WORK REQUIRED. Which rows below contain the word "Seashell"? Copy each of them in full, matching case exactly.
================================
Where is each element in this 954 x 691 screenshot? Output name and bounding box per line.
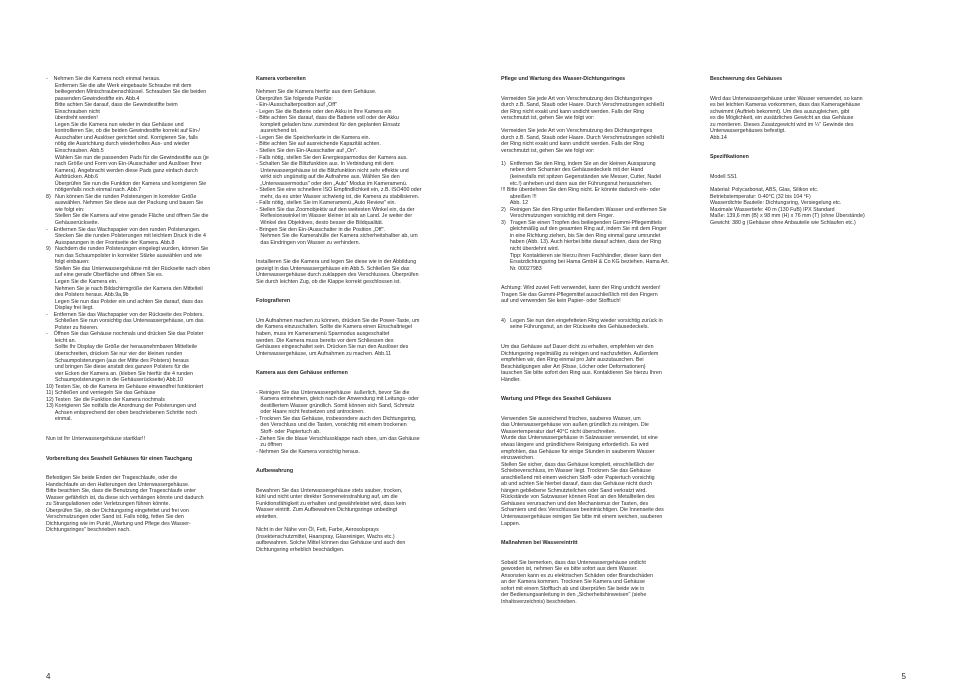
text-line: Einschrauben. Abb.5 [46, 148, 104, 155]
text-line: Inhaltsverzeichnis) beschrieben. [501, 598, 577, 605]
text-line: Vermeiden Sie jede Art von Verschmutzung des Dichtungsringes [501, 95, 653, 102]
text-line: - Falls nötig, stellen Sie den Energiesparmodus der Kamera aus. [256, 154, 408, 161]
page-right [477, 0, 954, 691]
text-line: folgt einbauen: [46, 259, 90, 266]
text-line: einzuweichen. [501, 455, 535, 462]
text-line: 3) Tragen Sie einen Tropfen des beiliegenden Gummi-Pflegemittels [501, 219, 662, 226]
text-line: anschließend mit einem weichen Stoff- oder Papiertuch vorsichtig [501, 474, 655, 481]
text-line: verschmutzt ist, gehen Sie wie folgt vor: [501, 115, 595, 122]
text-line: Nicht in der Nähe von Öl, Fett, Farbe, Aerosolsprays [256, 526, 379, 533]
text-line: - Stellen Sie den Ein-/Ausschalter auf „On". [256, 147, 358, 154]
text-line: - Entfernen Sie das Wachspapier von der Rückseite des Polsters. [46, 311, 204, 318]
text-line: Betriebstemperatur: 0-40°C (32 bis 104 °F) [710, 193, 811, 200]
text-line: hängen gebliebene Schmutzteilchen oder Sand verkratzt wird. [501, 487, 647, 494]
text-line: „Unterwassermodus" oder den „Auto" Modus im Kameramenü. [256, 180, 408, 187]
text-line: in eine Richtung ziehen, bis Sie den Ring einmal ganz umrundet [501, 232, 661, 239]
text-line: Maximale Wassertiefe: 40 m (130 FuB) IPX Standard [710, 206, 835, 213]
text-line: Wurde das Unterwassergehäuse in Salzwasser verwendet, ist eine [501, 435, 658, 442]
text-line: - Bringen Sie den Ein-/Ausschalter in die Position „Off". [256, 226, 385, 233]
text-line: 2) Reinigen Sie den Ring unter fließendem Wasser und entfernen Sie [501, 206, 667, 213]
text-line: auswählen. Nehmen Sie diese aus der Packung und bauen Sie [46, 200, 204, 207]
page-number-left: 4 [46, 672, 51, 681]
text-line: Aufdrücken. Abb.6 [46, 174, 99, 181]
text-line: der Ring nicht exakt und kann undicht werden. Falls der Ring [501, 108, 645, 115]
text-line: Bewahren Sie das Unterwassergehäuse stets sauber, trocken, [256, 487, 403, 494]
section-heading: Kamera aus dem Gehäuse entfernen [256, 370, 348, 377]
text-line: vier Ecken der Kamera an. (kleben Sie hierfür die 4 runden [46, 370, 193, 377]
text-line: kontrollieren Sie, ob die beiden Gewindestifte korrekt auf Ein-/ [46, 128, 200, 135]
text-line: 13) Korrigieren Sie notfalls die Anordnung der Polsterungen und [46, 403, 197, 410]
text-line: - Stellen Sie eine schnellere ISO Empfindlichkeit ein, z.B. ISO400 oder [256, 187, 422, 194]
text-line: Stellen Sie die Kamera auf eine gerade Fläche und öffnen Sie die [46, 213, 209, 220]
text-line: auf und verwenden Sie kein Papier- oder Stofftuch! [501, 298, 621, 305]
text-line: Wasserdichte Bauteile: Dichtungsring, Versiegelung etc. [710, 200, 842, 207]
text-line: Handschlaufe an den Halterungen des Unterwassergehäuse. [46, 481, 190, 488]
text-column-3 [501, 76, 701, 651]
text-line: nötigenfalls noch einmal nach. Abb.7 [46, 187, 142, 194]
text-line: - Stellen Sie das Zoomobjektiv auf den weitesten Winkel ein, da der [256, 206, 415, 213]
text-line: - Ein-/Ausschalterposition auf „Off" [256, 102, 337, 109]
text-line: Verschmutzungen oder Sand ist. Falls nötig, fetten Sie den [46, 514, 184, 521]
text-line: durch z.B. Sand, Staub oder Haare. Durch Verschmutzungen schließt [501, 102, 665, 109]
text-line: eintetten. [256, 513, 278, 520]
text-line: Bitte achten Sie darauf, dass die Gewindestifte beim [46, 102, 178, 109]
text-line: verschmutzt ist, gehen Sie wie folgt vor: [501, 147, 595, 154]
text-line: 10) Testen Sie, ob die Kamera im Gehäuse einwandfrei funktioniert [46, 383, 204, 390]
text-line: 9) Nachdem die runden Polsterungen eingelegt wurden, können Sie [46, 246, 209, 253]
text-line: das Unterwassergehäuse von außen gründlich zu reinigen. Die [501, 422, 649, 429]
text-line: nötig die Ausrichtung durch wiederholtes Aus- und wieder [46, 141, 190, 148]
text-line: nun das Schaumpolster in korrekter Stärke auswählen und wie [46, 252, 202, 259]
text-line: Entfernen Sie die alte Werk eingebaute Schraube mit dem [46, 82, 192, 89]
section-heading: Wartung und Pflege des Seashell Gehäuses [501, 396, 612, 403]
text-line: schwimmt (Auftrieb bekommt). Um dies auszugleichen, gibt [710, 108, 850, 115]
section-heading: Spezifikationen [710, 154, 749, 161]
text-line: wie folgt ein: [46, 206, 85, 213]
text-line: Kamera). Angebracht werden diese Pads ganz einfach durch [46, 167, 198, 174]
text-line: Wird das Unterwassergehäuse unter Wasser verwendet, so kann [710, 95, 863, 102]
text-line: 11) Schließen und verriegeln Sie das Gehäuse [46, 390, 156, 397]
text-line: Tipp: Kontaktieren sie hierzu ihren Fachhändler, dieser kann den [501, 252, 662, 259]
text-line: - Ziehen Sie die blaue Verschlussklappe nach oben, um das Gehäuse [256, 435, 420, 442]
text-line: etc.!) anheben und dann aus der Führungsnut herausziehen. [501, 180, 653, 187]
text-line: Schließen Sie nun vorsichtig das Unterwassergehäuse, um das [46, 318, 204, 325]
text-line: Dichtungsring regelmäßig zu reinigen und nachzufetten. Außerdem [501, 350, 659, 357]
section-heading: Kamera vorbereiten [256, 76, 306, 82]
text-column-4 [710, 76, 910, 651]
text-line: Nehmen Sie die Kamera hierfür aus dem Gehäuse. [256, 89, 377, 96]
text-line: Nun ist Ihr Unterwassergehäuse startklar!! [46, 435, 145, 442]
text-line: Schaumpolsterungen in die Gehäuserückseite) Abb.10 [46, 377, 183, 384]
text-line: Stellen Sie sicher, dass das Gehäuse komplett, einschließlich der [501, 461, 655, 468]
text-line: Abb.14 [710, 134, 727, 141]
text-line: passenden Gewindestifte ein. Abb.4 [46, 95, 140, 102]
text-line: Dichtungsringes" beschrieben nach. [46, 527, 131, 534]
text-line: empfehlen wir, den Ring einmal pro Jahr auszutauschen. Bei [501, 357, 644, 364]
text-line: Gehäuserückseite. [46, 220, 100, 227]
text-line: Überprüfen Sie, ob der Dichtungsring eingefettet und frei von [46, 507, 189, 514]
text-line: Dichtungsring wie im Punkt „Wartung und Pflege des Wasser- [46, 520, 191, 527]
text-line: der Ring nicht exakt und kann undicht werden. Falls der Ring [501, 141, 645, 148]
text-line: Lappen. [501, 520, 521, 527]
text-line: 1) Entfernen Sie den Ring, indem Sie an der kleinen Aussparung [501, 160, 656, 167]
text-line: Unterwassergehäuse reinigen Sie bitte mit einem weichen, sauberen [501, 513, 663, 520]
text-line: aufbewahren. Solche Mittel können das Gehäuse und auch den [256, 540, 406, 547]
text-line: Ersatzdichtungsring bei Hama GmbH & Co KG beziehen. Hama Art. [501, 259, 670, 266]
text-line: Sie durch leichten Zug, ob die Klappe korrekt geschlossen ist. [256, 278, 401, 285]
text-line: einmal. [46, 416, 72, 423]
text-line: Winkel des Objektives, desto besser die Bildqualität. [256, 219, 384, 226]
text-line: Ausschalter und Auslöser gerichtet sind. Korrigieren Sie, falls [46, 134, 198, 141]
text-line: Überprüfen Sie folgende Punkte: [256, 95, 333, 102]
text-line: nach Größe und Form von Ein-/Ausschalter und Auslöser Ihrer [46, 161, 202, 168]
text-line: komplett geladen bzw. zumindest für den geplanten Einsatz [256, 121, 400, 128]
text-line: beiliegenden Minischraubenschlüssel. Schrauben Sie die beiden [46, 89, 207, 96]
text-line: Verschmutzungen vorsichtig mit dem Finger. [501, 213, 615, 220]
text-line: 8) Nun können Sie die runden Polsterungen in korrekter Größe [46, 193, 197, 200]
text-line: Gewicht: 380 g (Gehäuse ohne Anbauteile wie Schlaufen etc.) [710, 219, 856, 226]
text-line: - Bitte achten Sie darauf, dass die Batterie voll oder der Akku [256, 115, 399, 122]
text-line: 4) Legen Sie nun den eingefetteten Ring wieder vorsichtig zurück in [501, 317, 663, 324]
text-line: Gehäuses verursachen und den Mechanismus der Tasten, des [501, 500, 649, 507]
text-line: Achtung: Wird zuviel Fett verwendet, kann der Ring undicht werden! [501, 285, 661, 292]
text-line: Händler. [501, 376, 521, 383]
text-line: Wasser eintritt. Zum Aufbewahren Dichtungsringe unbedingt [256, 507, 398, 514]
text-line: Stellen Sie das Unterwassergehäuse mit der Rückseite nach oben [46, 265, 211, 272]
text-line: neben dem Scharnier des Gehäusedeckels mit der Hand [501, 167, 644, 174]
text-line: sofort mit einem Stofftuch ab und überprüfen Sie beide wie in [501, 585, 645, 592]
text-line: wirkt sich ungünstig auf die Aufnahme aus. Wählen Sie den [256, 174, 400, 181]
text-line: Ansonsten kann es zu elektrischen Schäden oder Brandschäden [501, 572, 653, 579]
text-line: Unterwassergehäuse, um Aufnahmen zu machen. Abb.11 [256, 350, 392, 357]
text-line: es die Möglichkeit, ein zusätzliches Gewicht an das Gehäuse [710, 115, 854, 122]
text-line: gleichmäßig auf den gesamten Ring auf, indem Sie mit dem Finger [501, 226, 667, 233]
text-line: Überprüfen Sie nun die Funktion der Kamera und korrigieren Sie [46, 180, 207, 187]
text-line: der Bedienungsanleitung in den „Sicherheitshinweisen" (siehe [501, 592, 647, 599]
text-line: Tragen Sie das Gummi-Pflegemittel ausschließlich mit den Fingern [501, 291, 658, 298]
text-line: Unterwassergehäuse durch zuklappen des Verschlusses. Überprüfen [256, 272, 419, 279]
text-column-1 [46, 76, 246, 651]
text-line: Befestigen Sie beide Enden der Trageschlaufe, oder die [46, 475, 178, 482]
text-line: Legen Sie die Kamera nun wieder in das Gehäuse und [46, 121, 184, 128]
text-line: haben (Abb. 13). Auch hierbei bitte darauf achten, dass der Ring [501, 239, 661, 246]
text-line: - Öffnen Sie das Gehäuse nochmals und drücken Sie das Polster [46, 331, 204, 338]
text-line: 12) Testen Sie die Funktion der Kamera nochmals [46, 396, 165, 403]
text-line: oder Haare nicht festsetzen und antrocknen. [256, 409, 365, 416]
text-line: - Bitte achten Sie auf ausreichende Kapazität achten. [256, 141, 381, 148]
text-line: Bitte beachten Sie, dass die Benutzung der Trageschlaufe unter [46, 488, 196, 495]
text-line: leicht an. [46, 337, 77, 344]
text-line: seine Führungsnut, an der Rückseite des Gehäusedeckels. [501, 324, 649, 331]
text-line: überschreiten, drücken Sie nur vier der kleinen runden [46, 350, 183, 357]
text-column-2 [256, 76, 456, 651]
text-line: abreißen !!! [501, 193, 537, 200]
text-line: Reflexionswinkel im Wasser kleiner ist als an Land. Je weiter der [256, 213, 413, 220]
text-line: Unterwassergehäuses befestigt. [710, 128, 786, 135]
text-line: zu Strangulationen oder Verletzungen führen könnte. [46, 501, 170, 508]
text-line: Gehäuses eingeschaltet sein. Drücken Sie nun den Auslöser des [256, 344, 409, 351]
text-line: ausreichend ist. [256, 128, 298, 135]
text-line: Einschrauben nicht [46, 108, 100, 115]
text-line: Nehmen Sie die Kamerahülle der Kamera sicherheitshalber ab, um [256, 233, 418, 240]
text-line: an der Kamera kommen. Trocknen Sie Kamera und Gehäuse [501, 579, 645, 586]
text-line: !!! Bitte überdehnen Sie den Ring nicht. Er könnte dadurch ein- oder [501, 187, 661, 194]
text-line: kühl und nicht unter direkter Sonneneinstrahlung auf, um die [256, 494, 398, 501]
text-line: Abb. 12 [501, 200, 529, 207]
text-line: durch z.B. Sand, Staub oder Haare. Durch Verschmutzungen schließt [501, 134, 665, 141]
text-line: empfohlen, das Gehäuse für einige Stunden in sauberem Wasser [501, 448, 655, 455]
section-heading: Maßnahmen bei Wassereintritt [501, 540, 578, 547]
text-line: - Falls nötig, stellen Sie im Kameramenü „Auto Review" ein. [256, 200, 396, 207]
text-line: Vermeiden Sie jede Art von Verschmutzung des Dichtungsringes [501, 128, 653, 135]
section-heading: Pflege und Wartung des Wasser-Dichtungsringes [501, 76, 626, 82]
text-line: Verwenden Sie ausreichend frisches, sauberes Wasser, um [501, 415, 641, 422]
text-line: werden. Die Kamera muss bereits vor dem Schliessen des [256, 337, 394, 344]
text-line: Nehmen Sie je nach Bildschirmgröße der Kamera den Mittelteil [46, 285, 203, 292]
text-line: Sobald Sie bemerken, dass das Unterwassergehäuse undicht [501, 559, 646, 566]
section-heading: Beschwerung des Gehäuses [710, 76, 783, 82]
text-line: Installieren Sie die Kamera und legen Sie diese wie in der Abbildung [256, 259, 417, 266]
text-line: Schaumpolsterungen (aus der Mitte des Polsters) heraus [46, 357, 189, 364]
text-line: ab und achten Sie hierbei darauf, dass das Gehäuse nicht durch [501, 481, 653, 488]
text-line: - Reinigen Sie das Unterwassergehäuse äußerlich, bevor Sie die [256, 389, 410, 396]
text-line: Legen Sie die Kamera ein. [46, 278, 118, 285]
text-line: den Verschluss und die Tasten, vorsichtig mit einem trockenen [256, 422, 407, 429]
text-line: Display frei liegt. [46, 305, 94, 312]
text-line: gezeigt in das Unterwassergehäuse ein Abb.5. Schließen Sie das [256, 265, 410, 272]
text-line: Funktionsfähigkeit zu erhalten und gewährleistet wird, dass kein [256, 500, 406, 507]
text-line: das Eindringen von Wasser zu verhindern. [256, 239, 361, 246]
text-line: - Nehmen Sie die Kamera vorsichtig heraus. [256, 448, 360, 455]
text-line: Um das Gehäuse auf Dauer dicht zu erhalten, empfehlen wir den [501, 343, 654, 350]
text-line: zu öffnen [256, 442, 283, 449]
text-line: Aussparungen in der Frontseite der Kamera. Abb.8 [46, 239, 175, 246]
text-line: geworden ist, nehmen Sie es bitte sofort aus dem Wasser. [501, 566, 638, 573]
text-line: Nr. 00027983 [501, 265, 542, 272]
text-line: Material: Polycarbonat, ABS, Glas, Silikon etc. [710, 186, 819, 193]
section-heading: Fotografieren [256, 298, 291, 305]
text-line: - Trocknen Sie das Gehäuse, insbesondere auch den Dichtungsring, [256, 415, 417, 422]
text-line: des Polsters heraus. Abb.9a,9b [46, 292, 129, 299]
text-line: Wählen Sie nun die passenden Pads für die Gewindestifte aus (je [46, 154, 209, 161]
text-line: Unterwassergehäuse ist die Blitzfunktion nicht sehr effektiv und [256, 167, 409, 174]
text-line: zu montieren. Dieses Zusatzgewicht wird im ¼" Gewinde des [710, 121, 854, 128]
text-line: Stecken Sie die runden Polsterungen mit leichtem Druck in die 4 [46, 233, 206, 240]
page-number-right: 5 [901, 672, 906, 681]
text-line: Rückstände von Salzwasser können Rost an den Metallteilen des [501, 494, 655, 501]
text-line: und bringen Sie diese anstatt des ganzen Polsters für die [46, 364, 190, 371]
text-line: Beschädigungen aller Art (Risse, Löcher oder Deformationen) [501, 363, 646, 370]
text-line: Schiebeverschluss, im Wasser liegt. Trocknen Sie das Gehäuse [501, 468, 651, 475]
text-line: - Legen Sie die Speicherkarte in die Kamera ein. [256, 134, 370, 141]
text-line: Dichtungsring erheblich beschädigen. [256, 546, 345, 553]
text-line: Maße: 139,6 mm (B) x 98 mm (H) x 76 mm (T) (ohne Überstände) [710, 213, 865, 220]
text-line: Achsen entsprechend der oben beschriebenen Schritte noch [46, 409, 198, 416]
text-line: - Legen Sie die Batterie oder den Akku in Ihre Kamera ein [256, 108, 392, 115]
text-line: (keinesfalls mit spitzen Gegenständen wie Messer, Cutter, Nadel [501, 174, 662, 181]
text-line: Legen Sie nun das Polster ein und achten Sie darauf, dass das [46, 298, 203, 305]
text-line: Um Aufnahmen machen zu können, drücken Sie die Power-Taste, um [256, 317, 420, 324]
text-line: auf eine gerade Oberfläche und öffnen Sie es. [46, 272, 164, 279]
text-line: etwas längere und gründlichere Reinigung erforderlich. Es wird [501, 441, 649, 448]
text-line: - Schalten Sie die Blitzfunktion aus. In Verbindung mit dem [256, 161, 394, 168]
text-line: es bei leichten Kameras vorkommen, dass das Kameragehäuse [710, 102, 861, 109]
text-line: destilliertem Wasser gründlich. Somit können sich Sand, Schmutz [256, 402, 415, 409]
text-line: tauschen Sie bitte sofort den Ring aus. Kontaktieren Sie hierzu Ihren [501, 370, 662, 377]
text-line: Sollte Ihr Display die Größe der herausnehmbaren Mittelteile [46, 344, 198, 351]
text-line: Kamera entnehmen, gleich nach der Anwendung mit Leitungs- oder [256, 396, 419, 403]
text-line: Polster zu fixieren. [46, 324, 99, 331]
text-line: überdreht werden! [46, 115, 98, 122]
text-line: Stoff- oder Papiertuch ab. [256, 429, 321, 436]
text-line: haben, muss im Kameramenü Sparmodus ausgeschaltet [256, 331, 390, 337]
text-line: - Entfernen Sie das Wachspapier von den runden Polsterungen. [46, 226, 201, 233]
section-heading: Aufbewahrung [256, 468, 294, 475]
text-line: Scharniers und des Verschlusses beeinträchtigen. Die Innenseite des [501, 507, 664, 514]
text-line: - Nehmen Sie die Kamera noch einmal heraus. [46, 76, 161, 82]
text-line: Modell SS1 [710, 173, 738, 180]
section-heading: Vorbereitung des Seashell Gehäuses für einen Tauchgang [46, 455, 193, 462]
text-line: die Kamera einzuschalten. Sollte die Kamera einen Einschaltriegel [256, 324, 413, 331]
text-line: mehr, da es unter Wasser schwierig ist, die Kamera zu stabilisieren. [256, 193, 420, 200]
text-line: (Insektenschutzmittel, Haarspray, Glasreiniger, Wachs etc.) [256, 533, 395, 540]
text-line: Wassertemperatur darf 40°C nicht überschreiten. [501, 428, 616, 435]
text-line: nicht überdehnt wird. [501, 246, 560, 253]
text-line: Wasser gefährlich ist, da diese sich verhängen könnte und dadurch [46, 494, 204, 501]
================================
COMPLETE ANSWER.
section-heading: Wartung und Pflege des Seashell Gehäuses [501, 396, 612, 403]
section-heading: Vorbereitung des Seashell Gehäuses für einen Tauchgang [46, 455, 193, 462]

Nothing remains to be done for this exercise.